§ Exercise: Reproduce the entries below in full, word for word.

───── Exercise inputs

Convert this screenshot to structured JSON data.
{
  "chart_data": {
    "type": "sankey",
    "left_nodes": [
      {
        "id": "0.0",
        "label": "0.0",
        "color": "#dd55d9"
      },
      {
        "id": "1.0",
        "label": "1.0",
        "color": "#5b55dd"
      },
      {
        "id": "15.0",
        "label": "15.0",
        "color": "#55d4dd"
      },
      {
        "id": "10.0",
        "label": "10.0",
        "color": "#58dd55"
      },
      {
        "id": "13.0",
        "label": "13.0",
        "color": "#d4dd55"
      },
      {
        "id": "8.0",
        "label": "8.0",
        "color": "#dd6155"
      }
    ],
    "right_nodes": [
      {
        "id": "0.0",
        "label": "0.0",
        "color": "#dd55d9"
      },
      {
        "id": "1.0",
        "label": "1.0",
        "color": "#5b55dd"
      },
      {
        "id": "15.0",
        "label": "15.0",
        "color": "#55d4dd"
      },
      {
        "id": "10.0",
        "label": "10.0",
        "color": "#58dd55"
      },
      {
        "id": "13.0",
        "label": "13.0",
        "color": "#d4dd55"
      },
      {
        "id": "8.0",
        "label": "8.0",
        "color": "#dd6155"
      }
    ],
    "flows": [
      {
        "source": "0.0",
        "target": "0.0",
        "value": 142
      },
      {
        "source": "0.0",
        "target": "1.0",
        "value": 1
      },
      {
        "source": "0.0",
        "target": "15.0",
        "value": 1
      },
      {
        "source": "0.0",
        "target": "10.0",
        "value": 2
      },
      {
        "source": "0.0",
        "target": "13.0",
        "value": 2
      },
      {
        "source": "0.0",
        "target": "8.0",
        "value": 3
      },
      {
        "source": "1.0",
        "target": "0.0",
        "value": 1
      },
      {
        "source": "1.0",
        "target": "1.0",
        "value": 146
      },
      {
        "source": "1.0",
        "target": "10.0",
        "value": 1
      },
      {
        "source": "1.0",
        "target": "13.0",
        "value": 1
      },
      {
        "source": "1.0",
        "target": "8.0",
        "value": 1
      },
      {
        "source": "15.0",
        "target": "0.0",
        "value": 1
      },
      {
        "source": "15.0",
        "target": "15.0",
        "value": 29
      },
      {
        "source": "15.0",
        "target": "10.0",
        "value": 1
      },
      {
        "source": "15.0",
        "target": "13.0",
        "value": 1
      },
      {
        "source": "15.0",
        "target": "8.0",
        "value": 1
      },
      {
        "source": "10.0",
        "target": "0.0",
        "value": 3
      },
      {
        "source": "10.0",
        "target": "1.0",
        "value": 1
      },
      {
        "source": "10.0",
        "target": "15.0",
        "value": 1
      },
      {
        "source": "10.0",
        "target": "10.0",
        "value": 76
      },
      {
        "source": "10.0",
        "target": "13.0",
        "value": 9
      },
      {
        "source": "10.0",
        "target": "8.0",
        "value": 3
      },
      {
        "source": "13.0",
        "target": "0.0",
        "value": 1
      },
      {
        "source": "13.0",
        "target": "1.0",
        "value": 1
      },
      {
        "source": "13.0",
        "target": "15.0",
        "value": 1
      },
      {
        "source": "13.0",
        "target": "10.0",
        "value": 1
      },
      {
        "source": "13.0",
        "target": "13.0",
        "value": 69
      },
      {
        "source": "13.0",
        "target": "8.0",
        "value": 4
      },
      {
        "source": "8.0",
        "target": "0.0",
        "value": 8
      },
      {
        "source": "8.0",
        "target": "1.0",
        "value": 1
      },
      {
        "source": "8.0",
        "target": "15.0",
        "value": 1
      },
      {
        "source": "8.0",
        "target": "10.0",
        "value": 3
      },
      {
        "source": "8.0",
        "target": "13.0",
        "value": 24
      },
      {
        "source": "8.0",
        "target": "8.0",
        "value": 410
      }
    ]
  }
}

──────────

§ Task output:
Convert this screenshot to structured JSON data.
{
  "chart_data": {
    "type": "sankey",
    "left_nodes": [
      {
        "id": "0.0",
        "label": "0.0",
        "color": "#dd55d9"
      },
      {
        "id": "1.0",
        "label": "1.0",
        "color": "#5b55dd"
      },
      {
        "id": "15.0",
        "label": "15.0",
        "color": "#55d4dd"
      },
      {
        "id": "10.0",
        "label": "10.0",
        "color": "#58dd55"
      },
      {
        "id": "13.0",
        "label": "13.0",
        "color": "#d4dd55"
      },
      {
        "id": "8.0",
        "label": "8.0",
        "color": "#dd6155"
      }
    ],
    "right_nodes": [
      {
        "id": "0.0",
        "label": "0.0",
        "color": "#dd55d9"
      },
      {
        "id": "1.0",
        "label": "1.0",
        "color": "#5b55dd"
      },
      {
        "id": "15.0",
        "label": "15.0",
        "color": "#55d4dd"
      },
      {
        "id": "10.0",
        "label": "10.0",
        "color": "#58dd55"
      },
      {
        "id": "13.0",
        "label": "13.0",
        "color": "#d4dd55"
      },
      {
        "id": "8.0",
        "label": "8.0",
        "color": "#dd6155"
      }
    ],
    "flows": [
      {
        "source": "0.0",
        "target": "0.0",
        "value": 142
      },
      {
        "source": "0.0",
        "target": "1.0",
        "value": 1
      },
      {
        "source": "0.0",
        "target": "15.0",
        "value": 1
      },
      {
        "source": "0.0",
        "target": "10.0",
        "value": 2
      },
      {
        "source": "0.0",
        "target": "13.0",
        "value": 2
      },
      {
        "source": "0.0",
        "target": "8.0",
        "value": 3
      },
      {
        "source": "1.0",
        "target": "0.0",
        "value": 1
      },
      {
        "source": "1.0",
        "target": "1.0",
        "value": 146
      },
      {
        "source": "1.0",
        "target": "10.0",
        "value": 1
      },
      {
        "source": "1.0",
        "target": "13.0",
        "value": 1
      },
      {
        "source": "1.0",
        "target": "8.0",
        "value": 1
      },
      {
        "source": "15.0",
        "target": "0.0",
        "value": 1
      },
      {
        "source": "15.0",
        "target": "15.0",
        "value": 29
      },
      {
        "source": "15.0",
        "target": "10.0",
        "value": 1
      },
      {
        "source": "15.0",
        "target": "13.0",
        "value": 1
      },
      {
        "source": "15.0",
        "target": "8.0",
        "value": 1
      },
      {
        "source": "10.0",
        "target": "0.0",
        "value": 3
      },
      {
        "source": "10.0",
        "target": "1.0",
        "value": 1
      },
      {
        "source": "10.0",
        "target": "15.0",
        "value": 1
      },
      {
        "source": "10.0",
        "target": "10.0",
        "value": 76
      },
      {
        "source": "10.0",
        "target": "13.0",
        "value": 9
      },
      {
        "source": "10.0",
        "target": "8.0",
        "value": 3
      },
      {
        "source": "13.0",
        "target": "0.0",
        "value": 1
      },
      {
        "source": "13.0",
        "target": "1.0",
        "value": 1
      },
      {
        "source": "13.0",
        "target": "15.0",
        "value": 1
      },
      {
        "source": "13.0",
        "target": "10.0",
        "value": 1
      },
      {
        "source": "13.0",
        "target": "13.0",
        "value": 69
      },
      {
        "source": "13.0",
        "target": "8.0",
        "value": 4
      },
      {
        "source": "8.0",
        "target": "0.0",
        "value": 8
      },
      {
        "source": "8.0",
        "target": "1.0",
        "value": 1
      },
      {
        "source": "8.0",
        "target": "15.0",
        "value": 1
      },
      {
        "source": "8.0",
        "target": "10.0",
        "value": 3
      },
      {
        "source": "8.0",
        "target": "13.0",
        "value": 24
      },
      {
        "source": "8.0",
        "target": "8.0",
        "value": 410
      }
    ]
  }
}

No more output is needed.